> WORK TO DO
Copy each line below in which the word "name" occurs.

> Records from a collection of figures
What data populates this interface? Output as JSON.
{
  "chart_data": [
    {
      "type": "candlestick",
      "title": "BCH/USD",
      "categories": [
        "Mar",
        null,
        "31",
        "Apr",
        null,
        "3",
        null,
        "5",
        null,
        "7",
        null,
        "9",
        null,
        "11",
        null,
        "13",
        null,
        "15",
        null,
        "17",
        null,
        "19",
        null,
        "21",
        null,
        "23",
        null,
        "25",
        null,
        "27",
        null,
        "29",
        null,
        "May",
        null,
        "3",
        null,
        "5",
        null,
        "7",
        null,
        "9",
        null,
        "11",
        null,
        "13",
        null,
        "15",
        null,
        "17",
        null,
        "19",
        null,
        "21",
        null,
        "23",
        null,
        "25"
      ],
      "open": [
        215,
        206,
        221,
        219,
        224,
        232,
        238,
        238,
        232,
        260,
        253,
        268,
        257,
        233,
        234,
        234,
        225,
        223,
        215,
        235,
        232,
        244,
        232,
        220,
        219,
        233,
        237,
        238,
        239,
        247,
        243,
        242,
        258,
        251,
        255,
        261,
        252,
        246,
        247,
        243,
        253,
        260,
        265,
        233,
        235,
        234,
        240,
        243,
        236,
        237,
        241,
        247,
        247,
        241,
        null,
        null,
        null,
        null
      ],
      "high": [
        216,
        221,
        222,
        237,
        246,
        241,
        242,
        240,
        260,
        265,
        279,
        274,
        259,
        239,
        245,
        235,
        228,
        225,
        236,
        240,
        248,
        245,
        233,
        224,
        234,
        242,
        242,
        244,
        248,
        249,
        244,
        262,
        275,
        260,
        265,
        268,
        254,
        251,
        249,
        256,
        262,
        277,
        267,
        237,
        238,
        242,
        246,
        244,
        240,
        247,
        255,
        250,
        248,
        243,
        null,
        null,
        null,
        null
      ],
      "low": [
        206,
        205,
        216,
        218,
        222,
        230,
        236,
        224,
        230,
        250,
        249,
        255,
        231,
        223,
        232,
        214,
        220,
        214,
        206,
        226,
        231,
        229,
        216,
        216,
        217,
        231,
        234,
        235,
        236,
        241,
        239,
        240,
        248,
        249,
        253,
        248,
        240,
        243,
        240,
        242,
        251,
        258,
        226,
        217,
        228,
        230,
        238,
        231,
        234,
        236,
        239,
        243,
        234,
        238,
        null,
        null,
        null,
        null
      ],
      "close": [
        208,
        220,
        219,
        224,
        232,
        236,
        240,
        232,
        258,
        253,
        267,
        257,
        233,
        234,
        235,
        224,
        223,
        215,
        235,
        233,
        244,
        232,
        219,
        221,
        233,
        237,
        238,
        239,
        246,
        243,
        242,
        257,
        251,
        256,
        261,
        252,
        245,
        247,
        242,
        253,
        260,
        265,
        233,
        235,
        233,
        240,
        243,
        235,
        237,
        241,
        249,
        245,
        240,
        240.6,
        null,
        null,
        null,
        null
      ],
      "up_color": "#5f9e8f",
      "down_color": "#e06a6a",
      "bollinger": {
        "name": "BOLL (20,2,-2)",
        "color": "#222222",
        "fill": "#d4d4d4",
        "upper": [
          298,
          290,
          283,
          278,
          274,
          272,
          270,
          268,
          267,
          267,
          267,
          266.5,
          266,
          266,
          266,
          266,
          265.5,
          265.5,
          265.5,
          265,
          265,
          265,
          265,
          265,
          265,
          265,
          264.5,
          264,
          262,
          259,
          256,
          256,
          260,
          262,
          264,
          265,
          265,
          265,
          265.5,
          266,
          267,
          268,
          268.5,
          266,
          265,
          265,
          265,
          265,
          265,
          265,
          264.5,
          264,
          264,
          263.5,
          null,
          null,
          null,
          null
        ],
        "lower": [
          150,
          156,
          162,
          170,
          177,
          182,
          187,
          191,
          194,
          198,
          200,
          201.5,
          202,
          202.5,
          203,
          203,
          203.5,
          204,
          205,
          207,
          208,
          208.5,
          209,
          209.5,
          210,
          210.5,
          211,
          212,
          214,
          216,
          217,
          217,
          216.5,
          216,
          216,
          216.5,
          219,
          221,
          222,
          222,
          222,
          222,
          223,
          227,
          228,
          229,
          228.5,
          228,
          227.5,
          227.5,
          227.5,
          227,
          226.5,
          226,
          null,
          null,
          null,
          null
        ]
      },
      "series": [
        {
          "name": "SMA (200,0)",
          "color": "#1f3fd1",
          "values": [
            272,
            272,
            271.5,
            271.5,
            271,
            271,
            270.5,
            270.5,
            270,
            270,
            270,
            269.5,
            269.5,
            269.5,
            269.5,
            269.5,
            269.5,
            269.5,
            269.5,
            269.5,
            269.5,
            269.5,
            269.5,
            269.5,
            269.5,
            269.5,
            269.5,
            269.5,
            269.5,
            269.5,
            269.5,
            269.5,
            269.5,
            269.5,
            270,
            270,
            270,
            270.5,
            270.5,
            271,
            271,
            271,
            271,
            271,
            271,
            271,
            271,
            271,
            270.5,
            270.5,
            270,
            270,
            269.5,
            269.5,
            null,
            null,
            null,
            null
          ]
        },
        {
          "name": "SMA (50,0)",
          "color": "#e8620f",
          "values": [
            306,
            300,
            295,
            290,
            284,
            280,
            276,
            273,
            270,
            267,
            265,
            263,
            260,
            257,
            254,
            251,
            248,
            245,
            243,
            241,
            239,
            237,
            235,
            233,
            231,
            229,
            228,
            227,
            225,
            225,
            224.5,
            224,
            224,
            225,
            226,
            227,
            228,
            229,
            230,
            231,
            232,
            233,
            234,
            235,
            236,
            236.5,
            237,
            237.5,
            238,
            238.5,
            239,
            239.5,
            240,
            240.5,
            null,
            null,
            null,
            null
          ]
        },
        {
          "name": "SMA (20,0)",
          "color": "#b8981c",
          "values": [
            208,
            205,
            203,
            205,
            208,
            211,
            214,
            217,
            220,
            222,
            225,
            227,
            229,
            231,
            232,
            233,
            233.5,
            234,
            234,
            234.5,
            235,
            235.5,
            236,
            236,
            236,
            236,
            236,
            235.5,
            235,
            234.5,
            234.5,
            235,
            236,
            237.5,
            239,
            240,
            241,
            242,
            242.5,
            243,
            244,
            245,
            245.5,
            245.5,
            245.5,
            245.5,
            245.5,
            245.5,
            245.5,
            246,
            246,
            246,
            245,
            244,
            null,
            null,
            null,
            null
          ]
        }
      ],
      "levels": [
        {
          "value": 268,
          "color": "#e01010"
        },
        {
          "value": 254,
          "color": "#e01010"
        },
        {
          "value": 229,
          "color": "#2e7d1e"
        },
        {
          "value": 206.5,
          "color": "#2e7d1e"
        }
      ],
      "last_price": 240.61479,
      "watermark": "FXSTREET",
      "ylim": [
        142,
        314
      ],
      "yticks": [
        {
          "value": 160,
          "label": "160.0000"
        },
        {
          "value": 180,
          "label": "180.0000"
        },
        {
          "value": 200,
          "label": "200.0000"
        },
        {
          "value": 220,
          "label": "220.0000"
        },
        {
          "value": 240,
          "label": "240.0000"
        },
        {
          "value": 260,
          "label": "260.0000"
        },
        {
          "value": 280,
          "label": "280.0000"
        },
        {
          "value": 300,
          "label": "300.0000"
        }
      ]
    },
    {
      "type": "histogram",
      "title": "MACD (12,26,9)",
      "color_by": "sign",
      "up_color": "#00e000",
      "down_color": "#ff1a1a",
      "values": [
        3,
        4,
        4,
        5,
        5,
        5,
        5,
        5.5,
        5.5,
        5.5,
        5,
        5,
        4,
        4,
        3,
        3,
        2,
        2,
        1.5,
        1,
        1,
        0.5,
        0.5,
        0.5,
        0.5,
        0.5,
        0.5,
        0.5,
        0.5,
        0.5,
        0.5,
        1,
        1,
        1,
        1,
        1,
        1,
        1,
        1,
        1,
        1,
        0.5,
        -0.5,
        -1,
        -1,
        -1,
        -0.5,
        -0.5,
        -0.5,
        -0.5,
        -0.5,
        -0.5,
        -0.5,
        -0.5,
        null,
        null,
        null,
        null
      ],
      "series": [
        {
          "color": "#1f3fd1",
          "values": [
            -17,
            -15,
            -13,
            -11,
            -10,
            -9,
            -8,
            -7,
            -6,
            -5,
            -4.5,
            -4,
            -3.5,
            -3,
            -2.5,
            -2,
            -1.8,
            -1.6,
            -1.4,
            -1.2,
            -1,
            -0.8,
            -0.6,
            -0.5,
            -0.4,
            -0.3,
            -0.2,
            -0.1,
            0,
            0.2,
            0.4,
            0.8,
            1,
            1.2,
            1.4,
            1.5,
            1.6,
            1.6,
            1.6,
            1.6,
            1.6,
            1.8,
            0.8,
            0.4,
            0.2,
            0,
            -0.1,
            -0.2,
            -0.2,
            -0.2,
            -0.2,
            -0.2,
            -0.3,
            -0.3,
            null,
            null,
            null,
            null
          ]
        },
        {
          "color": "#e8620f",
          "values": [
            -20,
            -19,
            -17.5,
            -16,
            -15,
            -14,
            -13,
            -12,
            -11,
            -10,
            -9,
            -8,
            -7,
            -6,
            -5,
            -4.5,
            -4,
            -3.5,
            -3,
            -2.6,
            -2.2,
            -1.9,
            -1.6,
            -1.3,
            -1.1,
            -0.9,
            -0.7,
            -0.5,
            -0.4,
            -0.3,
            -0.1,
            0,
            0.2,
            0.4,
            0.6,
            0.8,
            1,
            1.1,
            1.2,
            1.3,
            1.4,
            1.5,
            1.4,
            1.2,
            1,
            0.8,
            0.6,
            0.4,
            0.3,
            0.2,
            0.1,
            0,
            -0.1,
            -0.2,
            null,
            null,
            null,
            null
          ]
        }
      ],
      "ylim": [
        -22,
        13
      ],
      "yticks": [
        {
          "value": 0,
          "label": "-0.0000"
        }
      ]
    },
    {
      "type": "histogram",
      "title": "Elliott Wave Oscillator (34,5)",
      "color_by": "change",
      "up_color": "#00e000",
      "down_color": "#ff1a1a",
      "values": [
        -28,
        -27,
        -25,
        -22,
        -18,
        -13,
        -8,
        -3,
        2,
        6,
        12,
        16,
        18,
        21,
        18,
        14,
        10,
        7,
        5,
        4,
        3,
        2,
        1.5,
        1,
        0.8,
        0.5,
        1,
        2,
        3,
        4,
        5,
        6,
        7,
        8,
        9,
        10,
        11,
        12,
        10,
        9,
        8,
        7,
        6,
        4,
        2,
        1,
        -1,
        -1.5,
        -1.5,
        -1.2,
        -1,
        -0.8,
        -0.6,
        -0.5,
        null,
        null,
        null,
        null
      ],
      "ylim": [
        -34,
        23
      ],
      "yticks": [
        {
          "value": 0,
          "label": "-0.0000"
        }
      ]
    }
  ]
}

> ANSWER TO THIS EXERCISE
        "name": "BOLL (20,2,-2)",
          "name": "SMA (200,0)",
          "name": "SMA (50,0)",
          "name": "SMA (20,0)",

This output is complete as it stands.